(Figure dataset records)
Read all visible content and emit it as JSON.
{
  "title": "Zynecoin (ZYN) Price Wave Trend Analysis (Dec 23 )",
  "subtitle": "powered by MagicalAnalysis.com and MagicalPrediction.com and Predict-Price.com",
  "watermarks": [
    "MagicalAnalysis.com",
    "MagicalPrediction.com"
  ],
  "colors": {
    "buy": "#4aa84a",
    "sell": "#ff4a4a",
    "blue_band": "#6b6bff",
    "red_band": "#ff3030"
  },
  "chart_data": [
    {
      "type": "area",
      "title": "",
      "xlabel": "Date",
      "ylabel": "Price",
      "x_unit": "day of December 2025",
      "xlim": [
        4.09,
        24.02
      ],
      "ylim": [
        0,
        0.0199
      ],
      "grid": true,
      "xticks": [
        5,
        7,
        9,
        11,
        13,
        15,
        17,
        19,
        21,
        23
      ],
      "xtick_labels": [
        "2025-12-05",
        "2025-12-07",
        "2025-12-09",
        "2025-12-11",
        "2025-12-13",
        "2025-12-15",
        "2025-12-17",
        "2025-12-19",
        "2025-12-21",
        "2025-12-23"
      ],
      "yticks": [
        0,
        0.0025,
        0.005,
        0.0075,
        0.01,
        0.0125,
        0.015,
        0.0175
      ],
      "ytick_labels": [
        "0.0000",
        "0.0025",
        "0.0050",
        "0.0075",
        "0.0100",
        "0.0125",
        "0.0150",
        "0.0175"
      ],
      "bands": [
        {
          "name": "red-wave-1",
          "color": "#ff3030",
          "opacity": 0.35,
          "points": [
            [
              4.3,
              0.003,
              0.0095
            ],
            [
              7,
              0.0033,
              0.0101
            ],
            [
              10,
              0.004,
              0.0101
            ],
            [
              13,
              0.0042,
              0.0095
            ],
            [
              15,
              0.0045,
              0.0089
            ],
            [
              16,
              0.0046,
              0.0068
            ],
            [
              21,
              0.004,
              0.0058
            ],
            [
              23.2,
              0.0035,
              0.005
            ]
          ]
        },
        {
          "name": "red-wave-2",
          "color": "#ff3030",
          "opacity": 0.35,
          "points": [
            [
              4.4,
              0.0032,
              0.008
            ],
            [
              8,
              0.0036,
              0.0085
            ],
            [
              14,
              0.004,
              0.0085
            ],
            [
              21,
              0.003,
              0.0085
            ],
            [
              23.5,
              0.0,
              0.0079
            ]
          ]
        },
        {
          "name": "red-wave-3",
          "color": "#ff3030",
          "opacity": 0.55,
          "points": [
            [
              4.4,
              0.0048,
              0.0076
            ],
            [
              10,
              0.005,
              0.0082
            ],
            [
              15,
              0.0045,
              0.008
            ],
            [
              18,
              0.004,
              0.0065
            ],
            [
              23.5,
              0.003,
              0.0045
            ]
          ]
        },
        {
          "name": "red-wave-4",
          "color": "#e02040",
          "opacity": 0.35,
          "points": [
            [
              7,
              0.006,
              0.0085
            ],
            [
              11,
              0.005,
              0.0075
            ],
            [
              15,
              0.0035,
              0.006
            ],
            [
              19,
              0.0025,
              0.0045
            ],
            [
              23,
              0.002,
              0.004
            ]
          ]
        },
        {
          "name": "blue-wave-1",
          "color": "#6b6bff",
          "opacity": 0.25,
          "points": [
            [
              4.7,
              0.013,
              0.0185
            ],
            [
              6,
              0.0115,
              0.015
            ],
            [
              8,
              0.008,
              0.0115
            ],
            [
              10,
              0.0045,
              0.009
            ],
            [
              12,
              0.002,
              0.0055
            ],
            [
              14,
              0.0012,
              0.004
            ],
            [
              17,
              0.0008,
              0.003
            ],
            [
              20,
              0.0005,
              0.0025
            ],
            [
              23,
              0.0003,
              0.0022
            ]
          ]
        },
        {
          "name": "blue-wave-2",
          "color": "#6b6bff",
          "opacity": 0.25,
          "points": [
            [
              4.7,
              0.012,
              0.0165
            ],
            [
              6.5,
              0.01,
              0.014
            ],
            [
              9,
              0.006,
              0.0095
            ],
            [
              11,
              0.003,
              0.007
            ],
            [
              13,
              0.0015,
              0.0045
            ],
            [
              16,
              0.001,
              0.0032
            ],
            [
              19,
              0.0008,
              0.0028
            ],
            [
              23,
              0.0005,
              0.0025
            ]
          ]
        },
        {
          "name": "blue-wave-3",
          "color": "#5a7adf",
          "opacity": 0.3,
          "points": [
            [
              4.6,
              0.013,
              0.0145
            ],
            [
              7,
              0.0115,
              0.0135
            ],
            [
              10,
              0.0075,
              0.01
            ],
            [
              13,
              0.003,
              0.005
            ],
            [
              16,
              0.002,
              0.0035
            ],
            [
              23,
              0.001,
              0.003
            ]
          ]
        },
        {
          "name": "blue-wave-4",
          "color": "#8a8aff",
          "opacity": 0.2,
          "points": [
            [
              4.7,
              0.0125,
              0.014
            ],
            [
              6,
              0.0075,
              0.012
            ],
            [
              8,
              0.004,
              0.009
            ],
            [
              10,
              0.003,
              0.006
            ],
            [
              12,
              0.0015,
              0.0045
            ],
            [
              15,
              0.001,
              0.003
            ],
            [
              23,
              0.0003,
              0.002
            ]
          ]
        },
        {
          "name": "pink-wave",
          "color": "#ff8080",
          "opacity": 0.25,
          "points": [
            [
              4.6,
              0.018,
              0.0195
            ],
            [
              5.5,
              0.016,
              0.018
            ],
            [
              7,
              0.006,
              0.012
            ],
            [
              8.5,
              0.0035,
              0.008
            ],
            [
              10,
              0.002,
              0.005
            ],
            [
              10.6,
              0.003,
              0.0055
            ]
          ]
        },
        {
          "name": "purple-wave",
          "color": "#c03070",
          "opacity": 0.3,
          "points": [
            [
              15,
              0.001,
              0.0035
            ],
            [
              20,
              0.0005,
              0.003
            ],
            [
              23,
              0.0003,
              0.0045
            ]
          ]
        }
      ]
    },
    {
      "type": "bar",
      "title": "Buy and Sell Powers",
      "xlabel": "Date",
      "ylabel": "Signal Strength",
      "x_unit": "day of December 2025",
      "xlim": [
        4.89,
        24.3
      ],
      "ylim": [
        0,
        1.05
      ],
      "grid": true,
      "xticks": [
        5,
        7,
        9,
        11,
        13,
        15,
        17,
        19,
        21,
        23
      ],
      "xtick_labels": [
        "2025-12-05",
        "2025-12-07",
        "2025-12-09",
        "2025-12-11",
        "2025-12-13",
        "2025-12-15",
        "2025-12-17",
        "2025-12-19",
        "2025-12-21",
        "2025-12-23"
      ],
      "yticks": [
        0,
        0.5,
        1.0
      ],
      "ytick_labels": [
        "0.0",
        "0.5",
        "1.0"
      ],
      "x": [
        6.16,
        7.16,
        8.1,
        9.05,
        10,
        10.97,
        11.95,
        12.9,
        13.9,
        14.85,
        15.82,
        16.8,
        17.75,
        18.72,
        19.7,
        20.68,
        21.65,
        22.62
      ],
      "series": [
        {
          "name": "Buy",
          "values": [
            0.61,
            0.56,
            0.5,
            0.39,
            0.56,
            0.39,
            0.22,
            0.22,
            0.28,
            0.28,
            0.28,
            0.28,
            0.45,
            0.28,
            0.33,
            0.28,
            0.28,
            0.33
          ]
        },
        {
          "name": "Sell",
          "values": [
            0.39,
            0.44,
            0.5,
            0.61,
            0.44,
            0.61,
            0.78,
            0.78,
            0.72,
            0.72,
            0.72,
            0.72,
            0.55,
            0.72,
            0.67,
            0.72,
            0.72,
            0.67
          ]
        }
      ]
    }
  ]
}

• [Exercise description]: Write out the data again, exactly and in full.

• [Full solution]:
Read all visible content and emit it as JSON.
{
  "title": "Zynecoin (ZYN) Price Wave Trend Analysis (Dec 23 )",
  "subtitle": "powered by MagicalAnalysis.com and MagicalPrediction.com and Predict-Price.com",
  "watermarks": [
    "MagicalAnalysis.com",
    "MagicalPrediction.com"
  ],
  "colors": {
    "buy": "#4aa84a",
    "sell": "#ff4a4a",
    "blue_band": "#6b6bff",
    "red_band": "#ff3030"
  },
  "chart_data": [
    {
      "type": "area",
      "title": "",
      "xlabel": "Date",
      "ylabel": "Price",
      "x_unit": "day of December 2025",
      "xlim": [
        4.09,
        24.02
      ],
      "ylim": [
        0,
        0.0199
      ],
      "grid": true,
      "xticks": [
        5,
        7,
        9,
        11,
        13,
        15,
        17,
        19,
        21,
        23
      ],
      "xtick_labels": [
        "2025-12-05",
        "2025-12-07",
        "2025-12-09",
        "2025-12-11",
        "2025-12-13",
        "2025-12-15",
        "2025-12-17",
        "2025-12-19",
        "2025-12-21",
        "2025-12-23"
      ],
      "yticks": [
        0,
        0.0025,
        0.005,
        0.0075,
        0.01,
        0.0125,
        0.015,
        0.0175
      ],
      "ytick_labels": [
        "0.0000",
        "0.0025",
        "0.0050",
        "0.0075",
        "0.0100",
        "0.0125",
        "0.0150",
        "0.0175"
      ],
      "bands": [
        {
          "name": "red-wave-1",
          "color": "#ff3030",
          "opacity": 0.35,
          "points": [
            [
              4.3,
              0.003,
              0.0095
            ],
            [
              7,
              0.0033,
              0.0101
            ],
            [
              10,
              0.004,
              0.0101
            ],
            [
              13,
              0.0042,
              0.0095
            ],
            [
              15,
              0.0045,
              0.0089
            ],
            [
              16,
              0.0046,
              0.0068
            ],
            [
              21,
              0.004,
              0.0058
            ],
            [
              23.2,
              0.0035,
              0.005
            ]
          ]
        },
        {
          "name": "red-wave-2",
          "color": "#ff3030",
          "opacity": 0.35,
          "points": [
            [
              4.4,
              0.0032,
              0.008
            ],
            [
              8,
              0.0036,
              0.0085
            ],
            [
              14,
              0.004,
              0.0085
            ],
            [
              21,
              0.003,
              0.0085
            ],
            [
              23.5,
              0.0,
              0.0079
            ]
          ]
        },
        {
          "name": "red-wave-3",
          "color": "#ff3030",
          "opacity": 0.55,
          "points": [
            [
              4.4,
              0.0048,
              0.0076
            ],
            [
              10,
              0.005,
              0.0082
            ],
            [
              15,
              0.0045,
              0.008
            ],
            [
              18,
              0.004,
              0.0065
            ],
            [
              23.5,
              0.003,
              0.0045
            ]
          ]
        },
        {
          "name": "red-wave-4",
          "color": "#e02040",
          "opacity": 0.35,
          "points": [
            [
              7,
              0.006,
              0.0085
            ],
            [
              11,
              0.005,
              0.0075
            ],
            [
              15,
              0.0035,
              0.006
            ],
            [
              19,
              0.0025,
              0.0045
            ],
            [
              23,
              0.002,
              0.004
            ]
          ]
        },
        {
          "name": "blue-wave-1",
          "color": "#6b6bff",
          "opacity": 0.25,
          "points": [
            [
              4.7,
              0.013,
              0.0185
            ],
            [
              6,
              0.0115,
              0.015
            ],
            [
              8,
              0.008,
              0.0115
            ],
            [
              10,
              0.0045,
              0.009
            ],
            [
              12,
              0.002,
              0.0055
            ],
            [
              14,
              0.0012,
              0.004
            ],
            [
              17,
              0.0008,
              0.003
            ],
            [
              20,
              0.0005,
              0.0025
            ],
            [
              23,
              0.0003,
              0.0022
            ]
          ]
        },
        {
          "name": "blue-wave-2",
          "color": "#6b6bff",
          "opacity": 0.25,
          "points": [
            [
              4.7,
              0.012,
              0.0165
            ],
            [
              6.5,
              0.01,
              0.014
            ],
            [
              9,
              0.006,
              0.0095
            ],
            [
              11,
              0.003,
              0.007
            ],
            [
              13,
              0.0015,
              0.0045
            ],
            [
              16,
              0.001,
              0.0032
            ],
            [
              19,
              0.0008,
              0.0028
            ],
            [
              23,
              0.0005,
              0.0025
            ]
          ]
        },
        {
          "name": "blue-wave-3",
          "color": "#5a7adf",
          "opacity": 0.3,
          "points": [
            [
              4.6,
              0.013,
              0.0145
            ],
            [
              7,
              0.0115,
              0.0135
            ],
            [
              10,
              0.0075,
              0.01
            ],
            [
              13,
              0.003,
              0.005
            ],
            [
              16,
              0.002,
              0.0035
            ],
            [
              23,
              0.001,
              0.003
            ]
          ]
        },
        {
          "name": "blue-wave-4",
          "color": "#8a8aff",
          "opacity": 0.2,
          "points": [
            [
              4.7,
              0.0125,
              0.014
            ],
            [
              6,
              0.0075,
              0.012
            ],
            [
              8,
              0.004,
              0.009
            ],
            [
              10,
              0.003,
              0.006
            ],
            [
              12,
              0.0015,
              0.0045
            ],
            [
              15,
              0.001,
              0.003
            ],
            [
              23,
              0.0003,
              0.002
            ]
          ]
        },
        {
          "name": "pink-wave",
          "color": "#ff8080",
          "opacity": 0.25,
          "points": [
            [
              4.6,
              0.018,
              0.0195
            ],
            [
              5.5,
              0.016,
              0.018
            ],
            [
              7,
              0.006,
              0.012
            ],
            [
              8.5,
              0.0035,
              0.008
            ],
            [
              10,
              0.002,
              0.005
            ],
            [
              10.6,
              0.003,
              0.0055
            ]
          ]
        },
        {
          "name": "purple-wave",
          "color": "#c03070",
          "opacity": 0.3,
          "points": [
            [
              15,
              0.001,
              0.0035
            ],
            [
              20,
              0.0005,
              0.003
            ],
            [
              23,
              0.0003,
              0.0045
            ]
          ]
        }
      ]
    },
    {
      "type": "bar",
      "title": "Buy and Sell Powers",
      "xlabel": "Date",
      "ylabel": "Signal Strength",
      "x_unit": "day of December 2025",
      "xlim": [
        4.89,
        24.3
      ],
      "ylim": [
        0,
        1.05
      ],
      "grid": true,
      "xticks": [
        5,
        7,
        9,
        11,
        13,
        15,
        17,
        19,
        21,
        23
      ],
      "xtick_labels": [
        "2025-12-05",
        "2025-12-07",
        "2025-12-09",
        "2025-12-11",
        "2025-12-13",
        "2025-12-15",
        "2025-12-17",
        "2025-12-19",
        "2025-12-21",
        "2025-12-23"
      ],
      "yticks": [
        0,
        0.5,
        1.0
      ],
      "ytick_labels": [
        "0.0",
        "0.5",
        "1.0"
      ],
      "x": [
        6.16,
        7.16,
        8.1,
        9.05,
        10,
        10.97,
        11.95,
        12.9,
        13.9,
        14.85,
        15.82,
        16.8,
        17.75,
        18.72,
        19.7,
        20.68,
        21.65,
        22.62
      ],
      "series": [
        {
          "name": "Buy",
          "values": [
            0.61,
            0.56,
            0.5,
            0.39,
            0.56,
            0.39,
            0.22,
            0.22,
            0.28,
            0.28,
            0.28,
            0.28,
            0.45,
            0.28,
            0.33,
            0.28,
            0.28,
            0.33
          ]
        },
        {
          "name": "Sell",
          "values": [
            0.39,
            0.44,
            0.5,
            0.61,
            0.44,
            0.61,
            0.78,
            0.78,
            0.72,
            0.72,
            0.72,
            0.72,
            0.55,
            0.72,
            0.67,
            0.72,
            0.72,
            0.67
          ]
        }
      ]
    }
  ]
}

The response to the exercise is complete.